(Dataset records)
------------

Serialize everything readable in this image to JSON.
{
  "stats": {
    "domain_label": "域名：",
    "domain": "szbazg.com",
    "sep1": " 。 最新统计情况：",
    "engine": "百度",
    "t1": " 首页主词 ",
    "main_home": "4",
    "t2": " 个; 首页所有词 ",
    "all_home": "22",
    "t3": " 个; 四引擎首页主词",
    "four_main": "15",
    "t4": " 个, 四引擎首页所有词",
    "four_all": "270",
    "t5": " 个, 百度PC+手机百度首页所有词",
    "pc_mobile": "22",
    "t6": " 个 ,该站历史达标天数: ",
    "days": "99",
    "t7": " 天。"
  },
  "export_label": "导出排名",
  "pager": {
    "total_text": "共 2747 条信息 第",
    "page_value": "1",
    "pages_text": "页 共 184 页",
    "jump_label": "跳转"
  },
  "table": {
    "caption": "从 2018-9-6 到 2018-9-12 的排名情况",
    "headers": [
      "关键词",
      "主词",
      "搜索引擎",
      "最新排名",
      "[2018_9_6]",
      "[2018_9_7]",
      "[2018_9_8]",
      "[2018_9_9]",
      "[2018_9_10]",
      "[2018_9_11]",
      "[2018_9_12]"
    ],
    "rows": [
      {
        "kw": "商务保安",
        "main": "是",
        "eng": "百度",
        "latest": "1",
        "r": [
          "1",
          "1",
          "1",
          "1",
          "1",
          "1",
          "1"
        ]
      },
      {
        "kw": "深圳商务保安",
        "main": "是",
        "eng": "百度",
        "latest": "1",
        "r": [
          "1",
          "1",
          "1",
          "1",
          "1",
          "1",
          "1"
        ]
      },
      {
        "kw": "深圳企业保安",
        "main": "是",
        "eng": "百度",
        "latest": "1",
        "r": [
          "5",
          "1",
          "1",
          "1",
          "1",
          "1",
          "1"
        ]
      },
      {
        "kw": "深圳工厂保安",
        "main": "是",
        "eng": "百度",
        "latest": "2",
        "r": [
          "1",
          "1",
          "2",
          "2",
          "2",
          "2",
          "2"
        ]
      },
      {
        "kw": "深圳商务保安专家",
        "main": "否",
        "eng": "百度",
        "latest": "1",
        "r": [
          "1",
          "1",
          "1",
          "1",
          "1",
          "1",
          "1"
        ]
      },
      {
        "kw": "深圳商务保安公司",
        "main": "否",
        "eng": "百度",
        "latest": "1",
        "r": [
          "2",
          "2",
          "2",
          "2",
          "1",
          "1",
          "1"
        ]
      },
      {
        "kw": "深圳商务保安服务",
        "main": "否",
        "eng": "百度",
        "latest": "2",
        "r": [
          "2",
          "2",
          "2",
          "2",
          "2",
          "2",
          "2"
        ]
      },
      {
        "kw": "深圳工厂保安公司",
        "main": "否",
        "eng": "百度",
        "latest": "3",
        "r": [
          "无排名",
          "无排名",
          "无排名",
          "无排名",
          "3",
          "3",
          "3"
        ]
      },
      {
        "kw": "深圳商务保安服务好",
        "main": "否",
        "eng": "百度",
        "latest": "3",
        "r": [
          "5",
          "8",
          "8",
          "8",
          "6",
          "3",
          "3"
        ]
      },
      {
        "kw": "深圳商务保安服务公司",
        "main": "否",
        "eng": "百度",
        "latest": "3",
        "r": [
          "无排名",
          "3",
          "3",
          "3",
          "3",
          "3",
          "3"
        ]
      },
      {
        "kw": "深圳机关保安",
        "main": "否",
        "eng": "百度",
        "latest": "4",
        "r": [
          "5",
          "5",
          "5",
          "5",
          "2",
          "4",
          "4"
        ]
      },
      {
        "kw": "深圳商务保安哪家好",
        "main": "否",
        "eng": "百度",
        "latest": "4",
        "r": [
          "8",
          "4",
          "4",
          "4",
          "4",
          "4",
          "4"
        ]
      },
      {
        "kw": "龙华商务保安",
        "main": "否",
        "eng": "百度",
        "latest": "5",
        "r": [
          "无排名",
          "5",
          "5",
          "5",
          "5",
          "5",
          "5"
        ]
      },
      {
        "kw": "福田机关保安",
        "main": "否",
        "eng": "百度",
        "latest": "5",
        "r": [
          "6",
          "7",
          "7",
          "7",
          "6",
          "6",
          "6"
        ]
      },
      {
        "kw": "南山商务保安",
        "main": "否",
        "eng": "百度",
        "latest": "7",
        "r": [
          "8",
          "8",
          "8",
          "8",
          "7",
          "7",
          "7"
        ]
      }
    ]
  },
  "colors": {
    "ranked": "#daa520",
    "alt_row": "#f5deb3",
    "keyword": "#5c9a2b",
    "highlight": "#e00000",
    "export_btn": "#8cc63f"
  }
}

------------

Goal: Write every record out again, unaltered.

Answer to this task:
Serialize everything readable in this image to JSON.
{
  "stats": {
    "domain_label": "域名：",
    "domain": "szbazg.com",
    "sep1": " 。 最新统计情况：",
    "engine": "百度",
    "t1": " 首页主词 ",
    "main_home": "4",
    "t2": " 个; 首页所有词 ",
    "all_home": "22",
    "t3": " 个; 四引擎首页主词",
    "four_main": "15",
    "t4": " 个, 四引擎首页所有词",
    "four_all": "270",
    "t5": " 个, 百度PC+手机百度首页所有词",
    "pc_mobile": "22",
    "t6": " 个 ,该站历史达标天数: ",
    "days": "99",
    "t7": " 天。"
  },
  "export_label": "导出排名",
  "pager": {
    "total_text": "共 2747 条信息 第",
    "page_value": "1",
    "pages_text": "页 共 184 页",
    "jump_label": "跳转"
  },
  "table": {
    "caption": "从 2018-9-6 到 2018-9-12 的排名情况",
    "headers": [
      "关键词",
      "主词",
      "搜索引擎",
      "最新排名",
      "[2018_9_6]",
      "[2018_9_7]",
      "[2018_9_8]",
      "[2018_9_9]",
      "[2018_9_10]",
      "[2018_9_11]",
      "[2018_9_12]"
    ],
    "rows": [
      {
        "kw": "商务保安",
        "main": "是",
        "eng": "百度",
        "latest": "1",
        "r": [
          "1",
          "1",
          "1",
          "1",
          "1",
          "1",
          "1"
        ]
      },
      {
        "kw": "深圳商务保安",
        "main": "是",
        "eng": "百度",
        "latest": "1",
        "r": [
          "1",
          "1",
          "1",
          "1",
          "1",
          "1",
          "1"
        ]
      },
      {
        "kw": "深圳企业保安",
        "main": "是",
        "eng": "百度",
        "latest": "1",
        "r": [
          "5",
          "1",
          "1",
          "1",
          "1",
          "1",
          "1"
        ]
      },
      {
        "kw": "深圳工厂保安",
        "main": "是",
        "eng": "百度",
        "latest": "2",
        "r": [
          "1",
          "1",
          "2",
          "2",
          "2",
          "2",
          "2"
        ]
      },
      {
        "kw": "深圳商务保安专家",
        "main": "否",
        "eng": "百度",
        "latest": "1",
        "r": [
          "1",
          "1",
          "1",
          "1",
          "1",
          "1",
          "1"
        ]
      },
      {
        "kw": "深圳商务保安公司",
        "main": "否",
        "eng": "百度",
        "latest": "1",
        "r": [
          "2",
          "2",
          "2",
          "2",
          "1",
          "1",
          "1"
        ]
      },
      {
        "kw": "深圳商务保安服务",
        "main": "否",
        "eng": "百度",
        "latest": "2",
        "r": [
          "2",
          "2",
          "2",
          "2",
          "2",
          "2",
          "2"
        ]
      },
      {
        "kw": "深圳工厂保安公司",
        "main": "否",
        "eng": "百度",
        "latest": "3",
        "r": [
          "无排名",
          "无排名",
          "无排名",
          "无排名",
          "3",
          "3",
          "3"
        ]
      },
      {
        "kw": "深圳商务保安服务好",
        "main": "否",
        "eng": "百度",
        "latest": "3",
        "r": [
          "5",
          "8",
          "8",
          "8",
          "6",
          "3",
          "3"
        ]
      },
      {
        "kw": "深圳商务保安服务公司",
        "main": "否",
        "eng": "百度",
        "latest": "3",
        "r": [
          "无排名",
          "3",
          "3",
          "3",
          "3",
          "3",
          "3"
        ]
      },
      {
        "kw": "深圳机关保安",
        "main": "否",
        "eng": "百度",
        "latest": "4",
        "r": [
          "5",
          "5",
          "5",
          "5",
          "2",
          "4",
          "4"
        ]
      },
      {
        "kw": "深圳商务保安哪家好",
        "main": "否",
        "eng": "百度",
        "latest": "4",
        "r": [
          "8",
          "4",
          "4",
          "4",
          "4",
          "4",
          "4"
        ]
      },
      {
        "kw": "龙华商务保安",
        "main": "否",
        "eng": "百度",
        "latest": "5",
        "r": [
          "无排名",
          "5",
          "5",
          "5",
          "5",
          "5",
          "5"
        ]
      },
      {
        "kw": "福田机关保安",
        "main": "否",
        "eng": "百度",
        "latest": "5",
        "r": [
          "6",
          "7",
          "7",
          "7",
          "6",
          "6",
          "6"
        ]
      },
      {
        "kw": "南山商务保安",
        "main": "否",
        "eng": "百度",
        "latest": "7",
        "r": [
          "8",
          "8",
          "8",
          "8",
          "7",
          "7",
          "7"
        ]
      }
    ]
  },
  "colors": {
    "ranked": "#daa520",
    "alt_row": "#f5deb3",
    "keyword": "#5c9a2b",
    "highlight": "#e00000",
    "export_btn": "#8cc63f"
  }
}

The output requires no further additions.